Each entry below is to be printed verbatim.

***

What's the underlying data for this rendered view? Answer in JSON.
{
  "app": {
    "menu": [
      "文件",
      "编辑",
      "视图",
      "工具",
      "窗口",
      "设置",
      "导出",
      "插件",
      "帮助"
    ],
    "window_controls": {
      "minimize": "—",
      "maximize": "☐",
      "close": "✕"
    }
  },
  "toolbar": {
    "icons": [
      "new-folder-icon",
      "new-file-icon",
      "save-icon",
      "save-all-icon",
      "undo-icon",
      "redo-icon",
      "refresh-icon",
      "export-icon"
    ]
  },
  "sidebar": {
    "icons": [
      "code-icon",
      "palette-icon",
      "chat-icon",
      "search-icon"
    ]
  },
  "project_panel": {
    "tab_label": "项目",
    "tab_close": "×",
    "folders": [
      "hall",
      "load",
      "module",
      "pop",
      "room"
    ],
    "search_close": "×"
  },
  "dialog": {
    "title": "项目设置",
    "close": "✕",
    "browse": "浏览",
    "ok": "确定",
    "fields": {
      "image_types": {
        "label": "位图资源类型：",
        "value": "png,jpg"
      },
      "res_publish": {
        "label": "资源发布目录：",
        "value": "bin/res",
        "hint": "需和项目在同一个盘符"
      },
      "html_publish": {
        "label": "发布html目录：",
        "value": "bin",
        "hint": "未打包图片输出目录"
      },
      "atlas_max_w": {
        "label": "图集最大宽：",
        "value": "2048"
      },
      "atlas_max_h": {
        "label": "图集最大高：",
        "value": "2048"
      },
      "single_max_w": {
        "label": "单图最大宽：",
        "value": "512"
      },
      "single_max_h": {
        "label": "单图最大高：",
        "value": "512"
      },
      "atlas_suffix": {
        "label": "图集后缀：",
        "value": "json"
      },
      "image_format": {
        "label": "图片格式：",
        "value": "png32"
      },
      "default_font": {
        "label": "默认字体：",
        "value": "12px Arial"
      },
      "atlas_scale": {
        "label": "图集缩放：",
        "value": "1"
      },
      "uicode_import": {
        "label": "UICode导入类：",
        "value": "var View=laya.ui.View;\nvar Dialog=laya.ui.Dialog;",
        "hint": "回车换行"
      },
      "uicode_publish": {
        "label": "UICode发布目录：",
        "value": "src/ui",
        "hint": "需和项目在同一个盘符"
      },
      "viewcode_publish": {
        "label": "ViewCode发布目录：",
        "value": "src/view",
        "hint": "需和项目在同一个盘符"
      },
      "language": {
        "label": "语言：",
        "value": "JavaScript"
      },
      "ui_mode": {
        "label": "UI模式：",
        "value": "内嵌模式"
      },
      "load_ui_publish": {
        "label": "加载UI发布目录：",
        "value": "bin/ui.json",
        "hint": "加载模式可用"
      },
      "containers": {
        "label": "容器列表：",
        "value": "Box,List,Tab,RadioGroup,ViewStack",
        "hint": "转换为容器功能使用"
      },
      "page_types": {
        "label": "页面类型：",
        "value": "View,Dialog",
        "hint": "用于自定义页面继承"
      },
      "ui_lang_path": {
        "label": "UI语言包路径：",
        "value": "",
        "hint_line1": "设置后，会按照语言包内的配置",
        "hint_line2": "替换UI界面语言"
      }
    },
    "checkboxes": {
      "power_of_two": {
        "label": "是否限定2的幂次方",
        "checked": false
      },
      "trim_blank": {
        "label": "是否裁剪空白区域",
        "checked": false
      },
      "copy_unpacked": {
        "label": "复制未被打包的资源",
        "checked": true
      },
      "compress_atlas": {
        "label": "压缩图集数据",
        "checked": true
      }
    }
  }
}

***

» ANSWER TO THIS EXERCISE:
What's the underlying data for this rendered view? Answer in JSON.
{
  "app": {
    "menu": [
      "文件",
      "编辑",
      "视图",
      "工具",
      "窗口",
      "设置",
      "导出",
      "插件",
      "帮助"
    ],
    "window_controls": {
      "minimize": "—",
      "maximize": "☐",
      "close": "✕"
    }
  },
  "toolbar": {
    "icons": [
      "new-folder-icon",
      "new-file-icon",
      "save-icon",
      "save-all-icon",
      "undo-icon",
      "redo-icon",
      "refresh-icon",
      "export-icon"
    ]
  },
  "sidebar": {
    "icons": [
      "code-icon",
      "palette-icon",
      "chat-icon",
      "search-icon"
    ]
  },
  "project_panel": {
    "tab_label": "项目",
    "tab_close": "×",
    "folders": [
      "hall",
      "load",
      "module",
      "pop",
      "room"
    ],
    "search_close": "×"
  },
  "dialog": {
    "title": "项目设置",
    "close": "✕",
    "browse": "浏览",
    "ok": "确定",
    "fields": {
      "image_types": {
        "label": "位图资源类型：",
        "value": "png,jpg"
      },
      "res_publish": {
        "label": "资源发布目录：",
        "value": "bin/res",
        "hint": "需和项目在同一个盘符"
      },
      "html_publish": {
        "label": "发布html目录：",
        "value": "bin",
        "hint": "未打包图片输出目录"
      },
      "atlas_max_w": {
        "label": "图集最大宽：",
        "value": "2048"
      },
      "atlas_max_h": {
        "label": "图集最大高：",
        "value": "2048"
      },
      "single_max_w": {
        "label": "单图最大宽：",
        "value": "512"
      },
      "single_max_h": {
        "label": "单图最大高：",
        "value": "512"
      },
      "atlas_suffix": {
        "label": "图集后缀：",
        "value": "json"
      },
      "image_format": {
        "label": "图片格式：",
        "value": "png32"
      },
      "default_font": {
        "label": "默认字体：",
        "value": "12px Arial"
      },
      "atlas_scale": {
        "label": "图集缩放：",
        "value": "1"
      },
      "uicode_import": {
        "label": "UICode导入类：",
        "value": "var View=laya.ui.View;\nvar Dialog=laya.ui.Dialog;",
        "hint": "回车换行"
      },
      "uicode_publish": {
        "label": "UICode发布目录：",
        "value": "src/ui",
        "hint": "需和项目在同一个盘符"
      },
      "viewcode_publish": {
        "label": "ViewCode发布目录：",
        "value": "src/view",
        "hint": "需和项目在同一个盘符"
      },
      "language": {
        "label": "语言：",
        "value": "JavaScript"
      },
      "ui_mode": {
        "label": "UI模式：",
        "value": "内嵌模式"
      },
      "load_ui_publish": {
        "label": "加载UI发布目录：",
        "value": "bin/ui.json",
        "hint": "加载模式可用"
      },
      "containers": {
        "label": "容器列表：",
        "value": "Box,List,Tab,RadioGroup,ViewStack",
        "hint": "转换为容器功能使用"
      },
      "page_types": {
        "label": "页面类型：",
        "value": "View,Dialog",
        "hint": "用于自定义页面继承"
      },
      "ui_lang_path": {
        "label": "UI语言包路径：",
        "value": "",
        "hint_line1": "设置后，会按照语言包内的配置",
        "hint_line2": "替换UI界面语言"
      }
    },
    "checkboxes": {
      "power_of_two": {
        "label": "是否限定2的幂次方",
        "checked": false
      },
      "trim_blank": {
        "label": "是否裁剪空白区域",
        "checked": false
      },
      "copy_unpacked": {
        "label": "复制未被打包的资源",
        "checked": true
      },
      "compress_atlas": {
        "label": "压缩图集数据",
        "checked": true
      }
    }
  }
}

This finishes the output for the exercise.